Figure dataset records
• • •

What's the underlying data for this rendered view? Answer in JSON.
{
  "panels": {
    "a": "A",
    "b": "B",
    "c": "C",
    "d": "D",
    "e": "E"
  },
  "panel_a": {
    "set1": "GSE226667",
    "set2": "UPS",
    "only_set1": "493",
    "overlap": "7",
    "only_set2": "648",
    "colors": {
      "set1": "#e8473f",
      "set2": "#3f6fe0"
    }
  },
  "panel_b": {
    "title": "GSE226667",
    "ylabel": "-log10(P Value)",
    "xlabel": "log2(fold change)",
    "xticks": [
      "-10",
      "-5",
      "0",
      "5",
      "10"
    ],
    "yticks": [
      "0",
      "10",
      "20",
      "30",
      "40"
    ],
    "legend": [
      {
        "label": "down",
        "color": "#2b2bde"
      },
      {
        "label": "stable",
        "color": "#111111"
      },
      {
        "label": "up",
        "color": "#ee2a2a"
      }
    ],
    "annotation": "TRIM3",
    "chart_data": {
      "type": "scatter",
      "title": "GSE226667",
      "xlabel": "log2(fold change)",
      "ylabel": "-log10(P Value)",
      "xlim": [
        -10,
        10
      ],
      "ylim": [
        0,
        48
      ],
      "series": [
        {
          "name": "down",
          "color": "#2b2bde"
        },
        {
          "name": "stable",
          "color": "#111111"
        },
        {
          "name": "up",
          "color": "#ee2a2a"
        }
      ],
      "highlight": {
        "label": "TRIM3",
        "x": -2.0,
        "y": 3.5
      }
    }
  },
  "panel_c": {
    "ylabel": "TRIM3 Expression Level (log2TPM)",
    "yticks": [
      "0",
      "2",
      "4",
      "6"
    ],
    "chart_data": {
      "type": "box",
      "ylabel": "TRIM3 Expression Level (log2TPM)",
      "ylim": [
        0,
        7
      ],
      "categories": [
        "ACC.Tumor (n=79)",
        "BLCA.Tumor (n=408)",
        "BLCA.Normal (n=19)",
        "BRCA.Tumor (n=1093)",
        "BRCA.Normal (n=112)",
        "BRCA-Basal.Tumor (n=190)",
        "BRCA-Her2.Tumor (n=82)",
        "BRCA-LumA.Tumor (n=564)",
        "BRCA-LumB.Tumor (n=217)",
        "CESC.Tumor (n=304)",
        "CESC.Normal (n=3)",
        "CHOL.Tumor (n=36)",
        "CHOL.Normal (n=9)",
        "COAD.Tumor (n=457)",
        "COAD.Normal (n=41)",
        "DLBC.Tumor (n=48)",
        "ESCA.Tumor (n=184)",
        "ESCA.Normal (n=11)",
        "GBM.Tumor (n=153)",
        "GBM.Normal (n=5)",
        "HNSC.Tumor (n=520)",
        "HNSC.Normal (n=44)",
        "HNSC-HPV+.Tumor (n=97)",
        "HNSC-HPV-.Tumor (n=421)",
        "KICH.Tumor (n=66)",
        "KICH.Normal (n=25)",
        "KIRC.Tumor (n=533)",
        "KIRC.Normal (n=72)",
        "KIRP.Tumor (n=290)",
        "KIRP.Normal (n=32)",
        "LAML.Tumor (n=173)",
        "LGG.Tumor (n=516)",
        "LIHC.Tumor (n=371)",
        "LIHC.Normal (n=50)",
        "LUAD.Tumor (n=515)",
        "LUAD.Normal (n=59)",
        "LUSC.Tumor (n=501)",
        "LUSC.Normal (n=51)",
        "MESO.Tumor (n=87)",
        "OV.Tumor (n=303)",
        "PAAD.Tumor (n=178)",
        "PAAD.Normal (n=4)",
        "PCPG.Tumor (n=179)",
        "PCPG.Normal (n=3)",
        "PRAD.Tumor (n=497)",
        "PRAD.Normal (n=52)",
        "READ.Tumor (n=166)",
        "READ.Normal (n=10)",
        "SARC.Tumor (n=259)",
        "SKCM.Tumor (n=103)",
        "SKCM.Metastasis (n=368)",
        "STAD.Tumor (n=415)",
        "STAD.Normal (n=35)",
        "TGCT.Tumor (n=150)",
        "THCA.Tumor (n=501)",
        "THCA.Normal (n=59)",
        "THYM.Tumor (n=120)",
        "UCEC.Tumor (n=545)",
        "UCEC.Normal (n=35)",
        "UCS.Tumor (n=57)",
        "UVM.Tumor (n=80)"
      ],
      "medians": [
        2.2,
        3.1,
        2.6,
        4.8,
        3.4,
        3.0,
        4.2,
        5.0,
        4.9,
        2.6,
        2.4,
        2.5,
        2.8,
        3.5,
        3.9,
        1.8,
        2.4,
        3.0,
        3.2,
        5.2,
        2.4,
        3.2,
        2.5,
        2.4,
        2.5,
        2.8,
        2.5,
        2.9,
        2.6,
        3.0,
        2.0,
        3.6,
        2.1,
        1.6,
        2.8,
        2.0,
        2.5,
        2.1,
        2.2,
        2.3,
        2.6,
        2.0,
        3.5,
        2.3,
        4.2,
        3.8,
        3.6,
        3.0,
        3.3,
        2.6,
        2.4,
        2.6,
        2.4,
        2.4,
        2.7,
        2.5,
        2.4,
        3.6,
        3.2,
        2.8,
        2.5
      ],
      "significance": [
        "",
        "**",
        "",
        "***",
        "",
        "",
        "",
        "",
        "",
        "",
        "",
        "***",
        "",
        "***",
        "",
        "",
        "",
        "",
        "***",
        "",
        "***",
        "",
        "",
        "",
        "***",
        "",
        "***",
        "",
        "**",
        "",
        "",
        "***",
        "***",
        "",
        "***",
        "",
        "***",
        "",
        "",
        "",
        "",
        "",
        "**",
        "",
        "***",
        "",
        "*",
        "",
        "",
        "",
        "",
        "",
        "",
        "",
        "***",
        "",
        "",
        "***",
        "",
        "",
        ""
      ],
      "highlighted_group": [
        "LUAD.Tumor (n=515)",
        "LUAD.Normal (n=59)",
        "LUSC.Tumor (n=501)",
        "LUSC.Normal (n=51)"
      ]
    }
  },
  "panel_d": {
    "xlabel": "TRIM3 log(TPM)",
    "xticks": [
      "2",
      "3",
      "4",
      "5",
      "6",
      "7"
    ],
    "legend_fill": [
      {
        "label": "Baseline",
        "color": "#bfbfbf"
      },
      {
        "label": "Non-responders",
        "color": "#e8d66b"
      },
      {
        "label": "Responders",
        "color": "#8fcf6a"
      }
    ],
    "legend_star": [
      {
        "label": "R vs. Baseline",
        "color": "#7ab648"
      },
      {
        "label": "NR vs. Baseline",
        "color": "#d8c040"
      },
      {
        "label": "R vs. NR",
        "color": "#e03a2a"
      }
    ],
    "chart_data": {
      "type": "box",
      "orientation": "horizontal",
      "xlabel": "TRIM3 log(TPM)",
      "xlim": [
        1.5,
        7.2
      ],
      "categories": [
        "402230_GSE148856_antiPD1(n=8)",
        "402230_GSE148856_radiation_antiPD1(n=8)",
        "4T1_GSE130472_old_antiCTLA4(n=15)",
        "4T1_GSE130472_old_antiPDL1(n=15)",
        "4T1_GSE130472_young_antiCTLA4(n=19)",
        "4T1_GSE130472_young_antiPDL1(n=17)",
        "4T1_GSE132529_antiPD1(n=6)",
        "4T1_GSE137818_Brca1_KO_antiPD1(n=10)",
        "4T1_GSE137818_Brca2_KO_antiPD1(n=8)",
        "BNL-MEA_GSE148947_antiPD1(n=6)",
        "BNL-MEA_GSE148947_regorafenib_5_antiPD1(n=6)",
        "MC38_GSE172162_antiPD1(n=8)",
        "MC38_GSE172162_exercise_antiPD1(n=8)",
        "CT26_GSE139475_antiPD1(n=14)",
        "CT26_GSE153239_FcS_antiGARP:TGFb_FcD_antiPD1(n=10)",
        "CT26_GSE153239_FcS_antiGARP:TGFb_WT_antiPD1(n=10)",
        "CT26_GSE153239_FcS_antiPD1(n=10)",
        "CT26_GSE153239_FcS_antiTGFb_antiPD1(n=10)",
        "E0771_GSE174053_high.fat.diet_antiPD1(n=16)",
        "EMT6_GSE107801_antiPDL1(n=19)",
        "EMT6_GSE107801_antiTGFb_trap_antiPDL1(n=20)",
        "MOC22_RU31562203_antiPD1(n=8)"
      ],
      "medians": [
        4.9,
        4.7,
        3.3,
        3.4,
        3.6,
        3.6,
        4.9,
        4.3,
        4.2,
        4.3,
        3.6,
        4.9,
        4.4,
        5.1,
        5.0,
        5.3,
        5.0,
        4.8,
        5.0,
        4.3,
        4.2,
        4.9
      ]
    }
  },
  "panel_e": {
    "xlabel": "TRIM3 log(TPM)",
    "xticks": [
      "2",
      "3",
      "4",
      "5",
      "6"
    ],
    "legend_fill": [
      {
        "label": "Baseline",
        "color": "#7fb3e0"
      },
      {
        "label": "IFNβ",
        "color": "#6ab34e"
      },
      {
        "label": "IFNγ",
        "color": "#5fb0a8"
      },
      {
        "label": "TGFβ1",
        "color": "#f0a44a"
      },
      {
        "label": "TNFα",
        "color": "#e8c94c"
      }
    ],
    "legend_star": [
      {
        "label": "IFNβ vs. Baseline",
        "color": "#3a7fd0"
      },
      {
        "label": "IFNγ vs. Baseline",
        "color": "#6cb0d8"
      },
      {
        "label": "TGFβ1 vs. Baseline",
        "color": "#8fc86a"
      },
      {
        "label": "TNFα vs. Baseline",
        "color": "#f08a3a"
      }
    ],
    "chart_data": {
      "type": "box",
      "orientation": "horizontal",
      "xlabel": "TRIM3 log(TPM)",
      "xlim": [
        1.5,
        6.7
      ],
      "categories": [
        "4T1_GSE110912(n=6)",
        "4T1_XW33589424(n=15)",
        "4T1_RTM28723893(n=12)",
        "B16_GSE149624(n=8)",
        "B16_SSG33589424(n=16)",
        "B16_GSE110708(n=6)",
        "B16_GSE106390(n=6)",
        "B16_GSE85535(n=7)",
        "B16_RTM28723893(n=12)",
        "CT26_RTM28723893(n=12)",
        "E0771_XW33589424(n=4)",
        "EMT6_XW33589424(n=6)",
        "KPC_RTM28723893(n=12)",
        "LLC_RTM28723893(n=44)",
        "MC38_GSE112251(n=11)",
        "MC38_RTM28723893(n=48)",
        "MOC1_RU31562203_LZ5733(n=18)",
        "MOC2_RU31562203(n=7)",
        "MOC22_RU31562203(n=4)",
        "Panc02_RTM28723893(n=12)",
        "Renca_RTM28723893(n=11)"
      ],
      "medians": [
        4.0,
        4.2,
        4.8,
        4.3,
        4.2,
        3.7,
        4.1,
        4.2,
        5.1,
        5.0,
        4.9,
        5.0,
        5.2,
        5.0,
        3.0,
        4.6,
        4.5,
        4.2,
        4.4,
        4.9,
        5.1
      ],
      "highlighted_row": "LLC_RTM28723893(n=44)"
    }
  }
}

• • •

» Problem statement
What number of lines in the records hold the word "Expression"? Reply with that number alone.

» The completed task
2